[Data listing]
◆ ◆ ◆ ◆ ◆
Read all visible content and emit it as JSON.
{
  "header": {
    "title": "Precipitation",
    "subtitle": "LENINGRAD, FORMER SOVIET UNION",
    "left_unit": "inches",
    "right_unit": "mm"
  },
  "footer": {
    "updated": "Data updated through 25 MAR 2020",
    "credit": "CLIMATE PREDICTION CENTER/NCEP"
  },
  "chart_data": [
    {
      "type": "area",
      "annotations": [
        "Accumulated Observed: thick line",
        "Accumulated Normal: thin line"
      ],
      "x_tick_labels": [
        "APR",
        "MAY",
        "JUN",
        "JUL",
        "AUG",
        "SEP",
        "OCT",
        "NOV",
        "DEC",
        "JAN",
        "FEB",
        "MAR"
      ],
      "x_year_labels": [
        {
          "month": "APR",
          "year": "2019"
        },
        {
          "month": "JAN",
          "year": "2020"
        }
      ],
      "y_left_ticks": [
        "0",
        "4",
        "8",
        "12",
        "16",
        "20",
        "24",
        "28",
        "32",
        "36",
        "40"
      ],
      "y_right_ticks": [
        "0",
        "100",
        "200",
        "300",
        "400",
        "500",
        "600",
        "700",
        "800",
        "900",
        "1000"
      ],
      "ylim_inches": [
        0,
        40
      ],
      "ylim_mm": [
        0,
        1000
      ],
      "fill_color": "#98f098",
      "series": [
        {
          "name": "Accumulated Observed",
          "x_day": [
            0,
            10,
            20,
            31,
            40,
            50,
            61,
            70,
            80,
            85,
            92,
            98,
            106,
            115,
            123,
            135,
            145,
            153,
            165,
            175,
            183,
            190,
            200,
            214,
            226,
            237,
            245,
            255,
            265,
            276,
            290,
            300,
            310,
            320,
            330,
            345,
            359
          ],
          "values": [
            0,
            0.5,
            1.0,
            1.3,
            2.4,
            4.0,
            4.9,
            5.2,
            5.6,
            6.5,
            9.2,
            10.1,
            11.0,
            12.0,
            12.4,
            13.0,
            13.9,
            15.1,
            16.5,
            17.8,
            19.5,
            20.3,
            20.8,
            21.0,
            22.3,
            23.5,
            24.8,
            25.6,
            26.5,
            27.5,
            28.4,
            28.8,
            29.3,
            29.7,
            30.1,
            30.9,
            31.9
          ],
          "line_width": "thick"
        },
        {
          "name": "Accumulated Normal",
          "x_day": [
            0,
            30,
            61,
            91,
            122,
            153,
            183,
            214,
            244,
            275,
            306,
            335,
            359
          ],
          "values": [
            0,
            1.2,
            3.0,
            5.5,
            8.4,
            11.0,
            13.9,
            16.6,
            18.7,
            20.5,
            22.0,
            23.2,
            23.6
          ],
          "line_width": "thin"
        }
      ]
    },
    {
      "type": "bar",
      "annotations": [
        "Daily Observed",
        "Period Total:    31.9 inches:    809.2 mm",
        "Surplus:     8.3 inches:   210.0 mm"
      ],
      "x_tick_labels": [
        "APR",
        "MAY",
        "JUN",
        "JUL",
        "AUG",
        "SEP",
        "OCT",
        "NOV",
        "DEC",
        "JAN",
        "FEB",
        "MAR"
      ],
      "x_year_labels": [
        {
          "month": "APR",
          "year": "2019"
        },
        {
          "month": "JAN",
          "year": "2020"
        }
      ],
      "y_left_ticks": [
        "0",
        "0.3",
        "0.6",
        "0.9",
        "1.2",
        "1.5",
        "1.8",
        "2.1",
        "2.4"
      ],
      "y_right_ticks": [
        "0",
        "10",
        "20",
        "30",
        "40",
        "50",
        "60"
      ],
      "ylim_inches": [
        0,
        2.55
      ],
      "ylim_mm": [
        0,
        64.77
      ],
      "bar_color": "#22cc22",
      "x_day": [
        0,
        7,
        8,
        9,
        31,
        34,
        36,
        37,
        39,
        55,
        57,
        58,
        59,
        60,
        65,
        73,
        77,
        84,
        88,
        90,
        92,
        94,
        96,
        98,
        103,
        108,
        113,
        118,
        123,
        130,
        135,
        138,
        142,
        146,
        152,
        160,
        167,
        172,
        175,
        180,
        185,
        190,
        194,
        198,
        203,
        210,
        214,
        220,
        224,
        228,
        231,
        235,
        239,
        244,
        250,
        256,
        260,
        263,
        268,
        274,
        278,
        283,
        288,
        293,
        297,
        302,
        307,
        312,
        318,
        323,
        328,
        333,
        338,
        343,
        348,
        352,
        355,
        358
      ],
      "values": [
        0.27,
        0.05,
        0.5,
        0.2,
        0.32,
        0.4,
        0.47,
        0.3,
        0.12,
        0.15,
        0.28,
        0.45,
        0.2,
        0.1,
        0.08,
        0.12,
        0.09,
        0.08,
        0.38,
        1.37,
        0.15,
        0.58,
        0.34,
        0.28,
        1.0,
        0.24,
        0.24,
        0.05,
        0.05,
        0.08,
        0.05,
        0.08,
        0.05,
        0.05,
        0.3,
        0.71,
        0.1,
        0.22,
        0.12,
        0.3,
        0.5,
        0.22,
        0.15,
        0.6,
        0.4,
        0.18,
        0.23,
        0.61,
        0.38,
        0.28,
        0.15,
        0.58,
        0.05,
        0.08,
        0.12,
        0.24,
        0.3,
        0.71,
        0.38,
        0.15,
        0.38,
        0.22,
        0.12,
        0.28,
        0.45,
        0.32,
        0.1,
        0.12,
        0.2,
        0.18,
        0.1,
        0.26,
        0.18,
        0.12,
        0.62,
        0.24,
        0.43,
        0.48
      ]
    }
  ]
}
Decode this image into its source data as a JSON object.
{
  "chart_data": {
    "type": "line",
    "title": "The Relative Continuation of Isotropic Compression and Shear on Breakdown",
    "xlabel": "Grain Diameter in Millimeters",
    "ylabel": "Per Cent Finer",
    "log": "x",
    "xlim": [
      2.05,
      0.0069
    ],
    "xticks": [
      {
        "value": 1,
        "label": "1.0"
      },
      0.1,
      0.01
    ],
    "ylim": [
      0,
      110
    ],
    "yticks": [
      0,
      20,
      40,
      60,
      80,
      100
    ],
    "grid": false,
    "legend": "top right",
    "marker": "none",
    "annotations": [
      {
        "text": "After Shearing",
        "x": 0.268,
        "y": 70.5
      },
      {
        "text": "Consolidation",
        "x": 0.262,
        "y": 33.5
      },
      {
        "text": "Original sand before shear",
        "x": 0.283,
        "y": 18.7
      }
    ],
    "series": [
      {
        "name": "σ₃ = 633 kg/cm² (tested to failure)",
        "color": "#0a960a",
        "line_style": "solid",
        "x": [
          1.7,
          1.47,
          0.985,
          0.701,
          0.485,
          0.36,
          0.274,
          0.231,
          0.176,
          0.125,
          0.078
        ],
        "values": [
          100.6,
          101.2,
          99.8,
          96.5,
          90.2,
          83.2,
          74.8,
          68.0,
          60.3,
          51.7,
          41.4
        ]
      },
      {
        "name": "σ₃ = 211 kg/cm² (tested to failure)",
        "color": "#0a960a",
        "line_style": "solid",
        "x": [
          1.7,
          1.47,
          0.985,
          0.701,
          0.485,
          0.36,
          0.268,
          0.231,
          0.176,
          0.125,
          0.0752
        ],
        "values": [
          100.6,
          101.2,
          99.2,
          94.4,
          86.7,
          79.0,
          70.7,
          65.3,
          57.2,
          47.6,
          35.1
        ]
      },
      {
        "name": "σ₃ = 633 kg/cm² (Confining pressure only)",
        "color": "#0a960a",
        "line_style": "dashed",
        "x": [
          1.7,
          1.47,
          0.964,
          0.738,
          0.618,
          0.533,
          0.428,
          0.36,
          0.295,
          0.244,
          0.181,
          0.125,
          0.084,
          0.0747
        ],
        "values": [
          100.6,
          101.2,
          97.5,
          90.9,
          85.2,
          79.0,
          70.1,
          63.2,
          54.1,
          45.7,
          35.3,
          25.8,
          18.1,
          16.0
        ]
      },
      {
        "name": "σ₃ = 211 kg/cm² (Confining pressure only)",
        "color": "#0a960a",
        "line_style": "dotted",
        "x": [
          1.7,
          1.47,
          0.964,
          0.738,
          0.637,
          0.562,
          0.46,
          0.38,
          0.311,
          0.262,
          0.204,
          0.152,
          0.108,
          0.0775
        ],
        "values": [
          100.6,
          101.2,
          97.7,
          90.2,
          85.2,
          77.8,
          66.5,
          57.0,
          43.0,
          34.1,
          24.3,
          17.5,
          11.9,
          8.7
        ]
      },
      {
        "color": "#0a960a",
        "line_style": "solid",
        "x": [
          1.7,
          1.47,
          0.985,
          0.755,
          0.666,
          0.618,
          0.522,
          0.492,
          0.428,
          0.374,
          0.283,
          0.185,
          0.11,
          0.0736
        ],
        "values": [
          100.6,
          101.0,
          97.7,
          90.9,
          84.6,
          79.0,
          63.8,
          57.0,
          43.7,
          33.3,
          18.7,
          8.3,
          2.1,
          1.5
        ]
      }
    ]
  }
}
◆ ◆ ◆ ◆ ◆
TASK DESCRIPTION: Count every line in the data that contains the word "pressure", then give that count and nothing else.

RESULT: 2